Find every line below that contains the word "viel" and copy it out.
>> Begin Task input
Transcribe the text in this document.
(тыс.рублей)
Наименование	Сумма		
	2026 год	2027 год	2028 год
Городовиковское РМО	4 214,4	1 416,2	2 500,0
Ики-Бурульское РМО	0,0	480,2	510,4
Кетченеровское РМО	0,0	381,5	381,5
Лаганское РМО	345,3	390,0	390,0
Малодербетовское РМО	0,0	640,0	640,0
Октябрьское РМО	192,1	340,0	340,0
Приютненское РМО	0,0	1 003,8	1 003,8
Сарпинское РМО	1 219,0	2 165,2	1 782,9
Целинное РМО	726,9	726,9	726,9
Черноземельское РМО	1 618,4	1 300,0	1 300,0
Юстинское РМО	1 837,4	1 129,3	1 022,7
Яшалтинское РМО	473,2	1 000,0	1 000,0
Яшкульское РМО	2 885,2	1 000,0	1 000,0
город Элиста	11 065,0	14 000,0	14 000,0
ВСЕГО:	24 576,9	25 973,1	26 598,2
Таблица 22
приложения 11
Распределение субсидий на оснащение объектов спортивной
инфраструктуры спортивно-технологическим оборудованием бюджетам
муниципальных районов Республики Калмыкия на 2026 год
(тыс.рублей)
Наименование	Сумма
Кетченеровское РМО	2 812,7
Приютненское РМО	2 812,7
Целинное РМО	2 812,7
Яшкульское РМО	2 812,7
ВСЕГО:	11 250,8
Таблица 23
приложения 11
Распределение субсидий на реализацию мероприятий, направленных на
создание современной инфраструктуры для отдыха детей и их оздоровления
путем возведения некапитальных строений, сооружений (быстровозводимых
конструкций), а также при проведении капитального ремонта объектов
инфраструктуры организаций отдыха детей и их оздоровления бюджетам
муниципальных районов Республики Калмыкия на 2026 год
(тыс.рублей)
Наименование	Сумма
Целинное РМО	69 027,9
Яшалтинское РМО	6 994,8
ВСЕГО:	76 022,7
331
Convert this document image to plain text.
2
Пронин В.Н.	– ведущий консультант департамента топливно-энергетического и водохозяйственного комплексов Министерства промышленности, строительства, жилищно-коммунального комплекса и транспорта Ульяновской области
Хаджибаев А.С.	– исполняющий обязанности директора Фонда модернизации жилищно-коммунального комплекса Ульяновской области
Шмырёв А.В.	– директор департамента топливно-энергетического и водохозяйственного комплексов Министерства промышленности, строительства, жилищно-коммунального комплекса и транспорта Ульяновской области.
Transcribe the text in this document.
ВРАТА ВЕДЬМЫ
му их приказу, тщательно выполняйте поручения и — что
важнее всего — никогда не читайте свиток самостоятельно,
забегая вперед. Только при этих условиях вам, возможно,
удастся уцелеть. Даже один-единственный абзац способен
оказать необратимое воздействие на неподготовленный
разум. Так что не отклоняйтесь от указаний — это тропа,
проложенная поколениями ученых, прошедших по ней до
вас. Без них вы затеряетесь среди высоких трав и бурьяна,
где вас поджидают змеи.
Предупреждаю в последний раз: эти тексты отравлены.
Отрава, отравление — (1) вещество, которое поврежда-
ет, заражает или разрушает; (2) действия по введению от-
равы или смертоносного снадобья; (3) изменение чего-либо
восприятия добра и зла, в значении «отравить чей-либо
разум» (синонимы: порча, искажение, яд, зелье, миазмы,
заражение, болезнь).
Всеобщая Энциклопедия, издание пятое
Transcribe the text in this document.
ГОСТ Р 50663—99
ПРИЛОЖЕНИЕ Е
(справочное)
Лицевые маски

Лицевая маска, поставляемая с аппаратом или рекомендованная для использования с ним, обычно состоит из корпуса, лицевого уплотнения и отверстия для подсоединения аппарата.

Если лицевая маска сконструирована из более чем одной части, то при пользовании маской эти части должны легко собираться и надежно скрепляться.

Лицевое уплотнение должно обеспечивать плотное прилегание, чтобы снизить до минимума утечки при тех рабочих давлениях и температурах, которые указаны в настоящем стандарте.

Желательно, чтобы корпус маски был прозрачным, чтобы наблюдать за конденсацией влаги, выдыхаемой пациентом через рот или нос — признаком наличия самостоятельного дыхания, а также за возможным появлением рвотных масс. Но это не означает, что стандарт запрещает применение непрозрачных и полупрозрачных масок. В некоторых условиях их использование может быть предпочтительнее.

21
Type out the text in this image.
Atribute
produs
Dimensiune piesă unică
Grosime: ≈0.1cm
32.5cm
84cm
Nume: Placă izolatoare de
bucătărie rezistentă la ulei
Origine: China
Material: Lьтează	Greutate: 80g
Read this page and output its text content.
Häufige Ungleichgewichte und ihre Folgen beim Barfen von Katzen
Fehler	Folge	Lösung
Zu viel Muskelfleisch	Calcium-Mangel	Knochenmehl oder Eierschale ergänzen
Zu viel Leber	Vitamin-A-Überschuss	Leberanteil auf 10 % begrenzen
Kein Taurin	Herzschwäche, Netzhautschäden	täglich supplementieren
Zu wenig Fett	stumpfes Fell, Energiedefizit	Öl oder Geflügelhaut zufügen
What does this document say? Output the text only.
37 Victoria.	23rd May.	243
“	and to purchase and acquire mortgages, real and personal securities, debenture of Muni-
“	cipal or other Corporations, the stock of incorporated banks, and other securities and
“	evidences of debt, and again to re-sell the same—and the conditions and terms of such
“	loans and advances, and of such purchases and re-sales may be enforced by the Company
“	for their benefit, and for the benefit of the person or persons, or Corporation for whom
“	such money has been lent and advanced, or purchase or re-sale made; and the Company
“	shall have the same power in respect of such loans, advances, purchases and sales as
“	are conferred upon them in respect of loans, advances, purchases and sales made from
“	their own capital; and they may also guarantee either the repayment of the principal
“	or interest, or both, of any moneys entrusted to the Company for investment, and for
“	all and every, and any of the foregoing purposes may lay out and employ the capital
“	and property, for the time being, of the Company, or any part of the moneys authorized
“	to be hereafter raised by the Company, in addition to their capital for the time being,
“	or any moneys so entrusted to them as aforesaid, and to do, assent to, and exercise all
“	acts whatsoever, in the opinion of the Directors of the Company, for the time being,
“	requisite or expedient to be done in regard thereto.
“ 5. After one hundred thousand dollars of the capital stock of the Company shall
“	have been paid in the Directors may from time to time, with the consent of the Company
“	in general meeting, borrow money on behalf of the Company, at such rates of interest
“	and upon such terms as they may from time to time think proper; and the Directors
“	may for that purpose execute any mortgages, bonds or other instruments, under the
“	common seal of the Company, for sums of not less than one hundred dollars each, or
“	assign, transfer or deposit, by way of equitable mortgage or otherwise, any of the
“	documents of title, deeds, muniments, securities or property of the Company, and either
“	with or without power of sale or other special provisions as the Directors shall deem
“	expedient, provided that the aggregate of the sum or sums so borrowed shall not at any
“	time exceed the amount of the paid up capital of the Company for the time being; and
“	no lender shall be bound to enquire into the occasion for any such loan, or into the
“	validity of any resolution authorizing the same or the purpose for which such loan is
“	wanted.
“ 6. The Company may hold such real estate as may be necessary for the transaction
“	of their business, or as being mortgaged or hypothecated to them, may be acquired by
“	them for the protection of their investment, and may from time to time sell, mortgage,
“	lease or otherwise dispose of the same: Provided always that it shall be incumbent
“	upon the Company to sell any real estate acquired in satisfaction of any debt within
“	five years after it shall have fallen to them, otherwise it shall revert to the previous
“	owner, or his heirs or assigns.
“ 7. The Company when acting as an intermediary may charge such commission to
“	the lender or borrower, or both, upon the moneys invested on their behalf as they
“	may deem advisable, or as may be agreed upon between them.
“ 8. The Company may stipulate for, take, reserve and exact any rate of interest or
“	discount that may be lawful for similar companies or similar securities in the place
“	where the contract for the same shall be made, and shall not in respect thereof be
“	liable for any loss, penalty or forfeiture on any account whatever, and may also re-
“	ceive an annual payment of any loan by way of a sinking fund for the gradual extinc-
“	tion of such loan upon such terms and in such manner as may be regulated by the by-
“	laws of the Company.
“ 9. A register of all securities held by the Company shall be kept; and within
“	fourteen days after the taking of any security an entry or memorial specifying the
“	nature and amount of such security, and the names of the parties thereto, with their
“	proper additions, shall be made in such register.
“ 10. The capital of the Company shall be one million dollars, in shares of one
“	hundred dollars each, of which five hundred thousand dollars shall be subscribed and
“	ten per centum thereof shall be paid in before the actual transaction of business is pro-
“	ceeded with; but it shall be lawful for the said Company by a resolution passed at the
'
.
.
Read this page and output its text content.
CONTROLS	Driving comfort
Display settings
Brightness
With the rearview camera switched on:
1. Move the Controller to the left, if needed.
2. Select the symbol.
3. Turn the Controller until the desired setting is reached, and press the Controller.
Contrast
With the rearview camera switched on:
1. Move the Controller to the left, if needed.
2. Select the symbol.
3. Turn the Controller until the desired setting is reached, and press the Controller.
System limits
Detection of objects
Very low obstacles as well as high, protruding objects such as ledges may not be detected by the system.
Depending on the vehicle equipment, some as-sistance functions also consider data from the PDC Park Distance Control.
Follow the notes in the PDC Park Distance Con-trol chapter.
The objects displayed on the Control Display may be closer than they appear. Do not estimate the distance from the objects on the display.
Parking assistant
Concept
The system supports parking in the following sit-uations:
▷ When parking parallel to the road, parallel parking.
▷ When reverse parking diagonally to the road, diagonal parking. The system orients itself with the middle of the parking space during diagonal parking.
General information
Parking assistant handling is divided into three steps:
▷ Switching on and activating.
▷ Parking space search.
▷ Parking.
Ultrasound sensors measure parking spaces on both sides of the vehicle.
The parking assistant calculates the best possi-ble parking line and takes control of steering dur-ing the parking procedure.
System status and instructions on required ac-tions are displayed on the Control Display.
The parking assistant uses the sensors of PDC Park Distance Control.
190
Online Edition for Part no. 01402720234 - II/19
>> End Task input
> [Solution]
Zu viel Muskelfleisch	Calcium-Mangel	Knochenmehl oder Eierschale ergänzen
Zu viel Leber	Vitamin-A-Überschuss	Leberanteil auf 10 % begrenzen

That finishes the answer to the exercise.